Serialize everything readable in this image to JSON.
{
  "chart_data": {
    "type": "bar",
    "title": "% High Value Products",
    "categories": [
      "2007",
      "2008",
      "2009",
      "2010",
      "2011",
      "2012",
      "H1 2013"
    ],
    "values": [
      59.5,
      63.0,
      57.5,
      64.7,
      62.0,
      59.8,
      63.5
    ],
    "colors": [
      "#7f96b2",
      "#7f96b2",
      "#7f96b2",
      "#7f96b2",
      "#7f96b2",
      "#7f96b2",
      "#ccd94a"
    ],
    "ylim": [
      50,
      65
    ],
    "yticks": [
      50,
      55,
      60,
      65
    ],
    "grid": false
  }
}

* * *

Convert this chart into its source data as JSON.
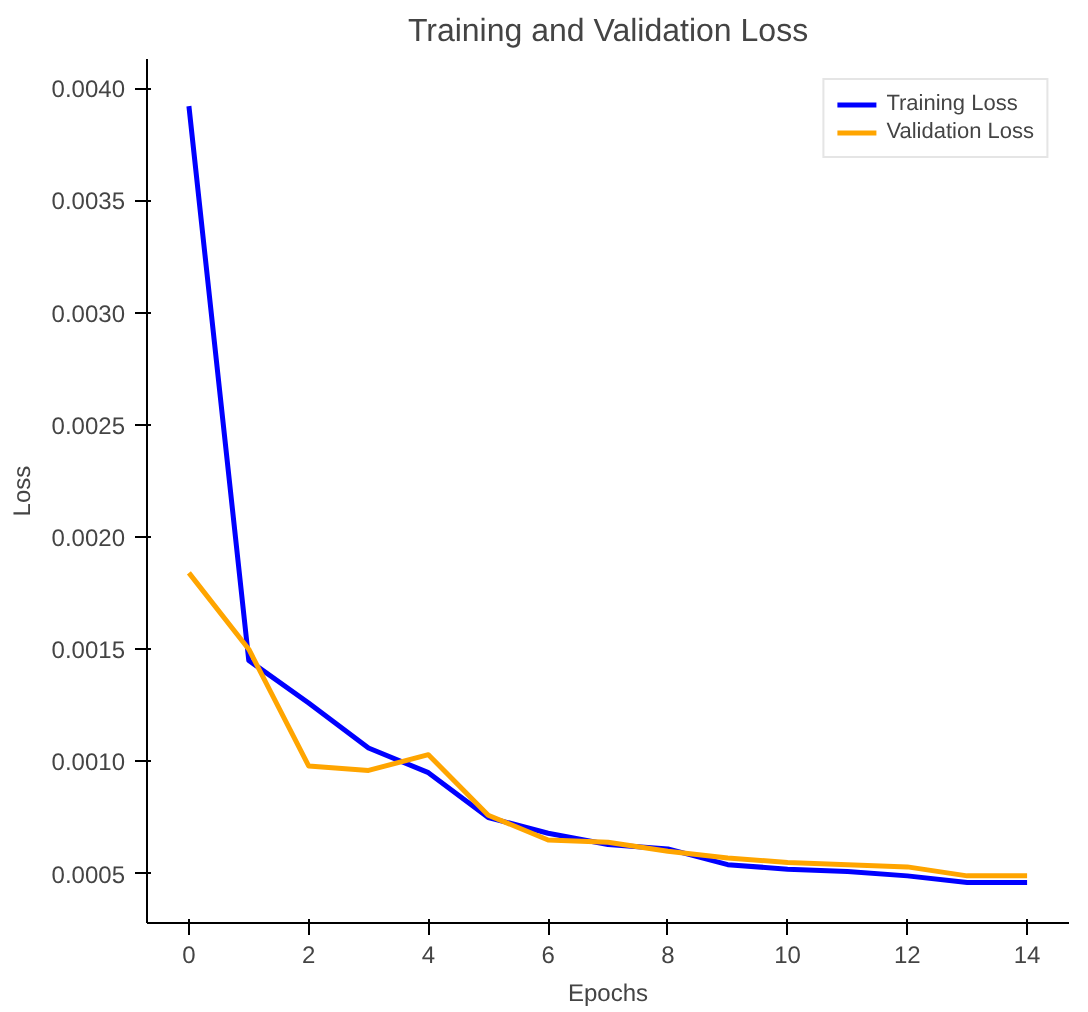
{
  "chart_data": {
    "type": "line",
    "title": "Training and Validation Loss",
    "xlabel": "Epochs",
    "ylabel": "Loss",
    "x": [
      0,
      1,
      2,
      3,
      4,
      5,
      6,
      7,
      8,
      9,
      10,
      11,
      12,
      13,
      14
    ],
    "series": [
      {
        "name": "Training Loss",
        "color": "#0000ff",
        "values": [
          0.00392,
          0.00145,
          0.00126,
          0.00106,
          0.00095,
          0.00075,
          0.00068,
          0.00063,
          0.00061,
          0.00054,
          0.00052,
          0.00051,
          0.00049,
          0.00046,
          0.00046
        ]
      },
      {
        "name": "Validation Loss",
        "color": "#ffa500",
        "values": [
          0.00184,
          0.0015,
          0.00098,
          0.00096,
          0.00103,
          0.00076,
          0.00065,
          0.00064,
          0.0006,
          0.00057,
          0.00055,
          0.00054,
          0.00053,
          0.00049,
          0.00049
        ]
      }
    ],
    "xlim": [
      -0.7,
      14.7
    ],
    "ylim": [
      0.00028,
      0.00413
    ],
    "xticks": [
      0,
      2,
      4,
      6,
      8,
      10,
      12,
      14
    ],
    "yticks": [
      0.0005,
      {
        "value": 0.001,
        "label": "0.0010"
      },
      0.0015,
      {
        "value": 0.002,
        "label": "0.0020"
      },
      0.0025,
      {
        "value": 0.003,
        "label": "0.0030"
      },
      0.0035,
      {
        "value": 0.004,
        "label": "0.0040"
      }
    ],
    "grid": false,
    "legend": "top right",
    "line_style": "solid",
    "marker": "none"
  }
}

### WHAT THE TASK REQUIRES
Where a line contains "Training", copy that line.

### TASK RESPONSE
    "title": "Training and Validation Loss",
        "name": "Training Loss",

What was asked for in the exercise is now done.